The entries below should be transcribed in their entirety, exactly as written.

═════ DATA EXCERPTS

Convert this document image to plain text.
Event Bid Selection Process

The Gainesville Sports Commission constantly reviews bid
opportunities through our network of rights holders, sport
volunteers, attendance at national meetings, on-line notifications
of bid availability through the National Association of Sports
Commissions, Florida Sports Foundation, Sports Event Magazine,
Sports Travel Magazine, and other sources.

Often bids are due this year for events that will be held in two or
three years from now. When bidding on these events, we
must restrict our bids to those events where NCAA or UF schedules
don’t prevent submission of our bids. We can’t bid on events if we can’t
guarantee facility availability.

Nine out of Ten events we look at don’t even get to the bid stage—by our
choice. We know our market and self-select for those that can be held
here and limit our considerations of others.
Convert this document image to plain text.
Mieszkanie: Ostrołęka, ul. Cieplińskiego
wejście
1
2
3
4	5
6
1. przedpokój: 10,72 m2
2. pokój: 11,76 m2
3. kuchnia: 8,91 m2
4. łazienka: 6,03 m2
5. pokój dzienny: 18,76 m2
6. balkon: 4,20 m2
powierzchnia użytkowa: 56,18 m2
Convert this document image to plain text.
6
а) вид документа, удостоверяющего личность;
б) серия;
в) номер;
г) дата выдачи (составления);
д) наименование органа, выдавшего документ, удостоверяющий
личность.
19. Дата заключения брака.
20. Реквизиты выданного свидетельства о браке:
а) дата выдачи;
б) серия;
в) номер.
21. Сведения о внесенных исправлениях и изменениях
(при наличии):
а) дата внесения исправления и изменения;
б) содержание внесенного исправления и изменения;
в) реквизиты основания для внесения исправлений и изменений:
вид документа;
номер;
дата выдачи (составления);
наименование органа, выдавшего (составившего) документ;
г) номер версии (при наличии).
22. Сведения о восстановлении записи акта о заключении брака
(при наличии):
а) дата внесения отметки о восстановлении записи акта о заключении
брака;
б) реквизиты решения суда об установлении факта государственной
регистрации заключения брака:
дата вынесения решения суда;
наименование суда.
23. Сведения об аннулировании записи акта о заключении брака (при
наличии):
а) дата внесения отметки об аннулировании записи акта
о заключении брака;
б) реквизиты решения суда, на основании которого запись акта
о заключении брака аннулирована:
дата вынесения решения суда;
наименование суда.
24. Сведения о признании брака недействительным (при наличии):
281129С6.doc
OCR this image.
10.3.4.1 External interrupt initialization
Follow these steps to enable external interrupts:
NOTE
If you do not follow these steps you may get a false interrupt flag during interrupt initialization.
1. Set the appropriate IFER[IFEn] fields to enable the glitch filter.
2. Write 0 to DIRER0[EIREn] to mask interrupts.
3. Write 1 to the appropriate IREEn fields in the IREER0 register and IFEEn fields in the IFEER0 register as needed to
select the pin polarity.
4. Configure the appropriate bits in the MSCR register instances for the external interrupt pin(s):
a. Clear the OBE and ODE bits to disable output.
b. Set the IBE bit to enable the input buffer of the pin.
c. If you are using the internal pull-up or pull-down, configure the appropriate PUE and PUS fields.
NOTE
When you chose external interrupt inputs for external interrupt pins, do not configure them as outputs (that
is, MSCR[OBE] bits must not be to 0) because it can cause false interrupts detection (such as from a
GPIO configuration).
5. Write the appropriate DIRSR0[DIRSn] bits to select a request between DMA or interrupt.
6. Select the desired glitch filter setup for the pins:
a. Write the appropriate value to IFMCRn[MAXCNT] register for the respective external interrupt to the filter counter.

══════════

FINAL ANSWER:
Convert this document image to plain text.
Event Bid Selection Process

The Gainesville Sports Commission constantly reviews bid
opportunities through our network of rights holders, sport
volunteers, attendance at national meetings, on-line notifications
of bid availability through the National Association of Sports
Commissions, Florida Sports Foundation, Sports Event Magazine,
Sports Travel Magazine, and other sources.

Often bids are due this year for events that will be held in two or
three years from now. When bidding on these events, we
must restrict our bids to those events where NCAA or UF schedules
don’t prevent submission of our bids. We can’t bid on events if we can’t
guarantee facility availability.

Nine out of Ten events we look at don’t even get to the bid stage—by our
choice. We know our market and self-select for those that can be held
here and limit our considerations of others.
Convert this document image to plain text.
Mieszkanie: Ostrołęka, ul. Cieplińskiego
wejście
1
2
3
4	5
6
1. przedpokój: 10,72 m2
2. pokój: 11,76 m2
3. kuchnia: 8,91 m2
4. łazienka: 6,03 m2
5. pokój dzienny: 18,76 m2
6. balkon: 4,20 m2
powierzchnia użytkowa: 56,18 m2
Convert this document image to plain text.
6
а) вид документа, удостоверяющего личность;
б) серия;
в) номер;
г) дата выдачи (составления);
д) наименование органа, выдавшего документ, удостоверяющий
личность.
19. Дата заключения брака.
20. Реквизиты выданного свидетельства о браке:
а) дата выдачи;
б) серия;
в) номер.
21. Сведения о внесенных исправлениях и изменениях
(при наличии):
а) дата внесения исправления и изменения;
б) содержание внесенного исправления и изменения;
в) реквизиты основания для внесения исправлений и изменений:
вид документа;
номер;
дата выдачи (составления);
наименование органа, выдавшего (составившего) документ;
г) номер версии (при наличии).
22. Сведения о восстановлении записи акта о заключении брака
(при наличии):
а) дата внесения отметки о восстановлении записи акта о заключении
брака;
б) реквизиты решения суда об установлении факта государственной
регистрации заключения брака:
дата вынесения решения суда;
наименование суда.
23. Сведения об аннулировании записи акта о заключении брака (при
наличии):
а) дата внесения отметки об аннулировании записи акта
о заключении брака;
б) реквизиты решения суда, на основании которого запись акта
о заключении брака аннулирована:
дата вынесения решения суда;
наименование суда.
24. Сведения о признании брака недействительным (при наличии):
281129С6.doc
OCR this image.
10.3.4.1 External interrupt initialization
Follow these steps to enable external interrupts:
NOTE
If you do not follow these steps you may get a false interrupt flag during interrupt initialization.
1. Set the appropriate IFER[IFEn] fields to enable the glitch filter.
2. Write 0 to DIRER0[EIREn] to mask interrupts.
3. Write 1 to the appropriate IREEn fields in the IREER0 register and IFEEn fields in the IFEER0 register as needed to
select the pin polarity.
4. Configure the appropriate bits in the MSCR register instances for the external interrupt pin(s):
a. Clear the OBE and ODE bits to disable output.
b. Set the IBE bit to enable the input buffer of the pin.
c. If you are using the internal pull-up or pull-down, configure the appropriate PUE and PUS fields.
NOTE
When you chose external interrupt inputs for external interrupt pins, do not configure them as outputs (that
is, MSCR[OBE] bits must not be to 0) because it can cause false interrupts detection (such as from a
GPIO configuration).
5. Write the appropriate DIRSR0[DIRSn] bits to select a request between DMA or interrupt.
6. Select the desired glitch filter setup for the pins:
a. Write the appropriate value to IFMCRn[MAXCNT] register for the respective external interrupt to the filter counter.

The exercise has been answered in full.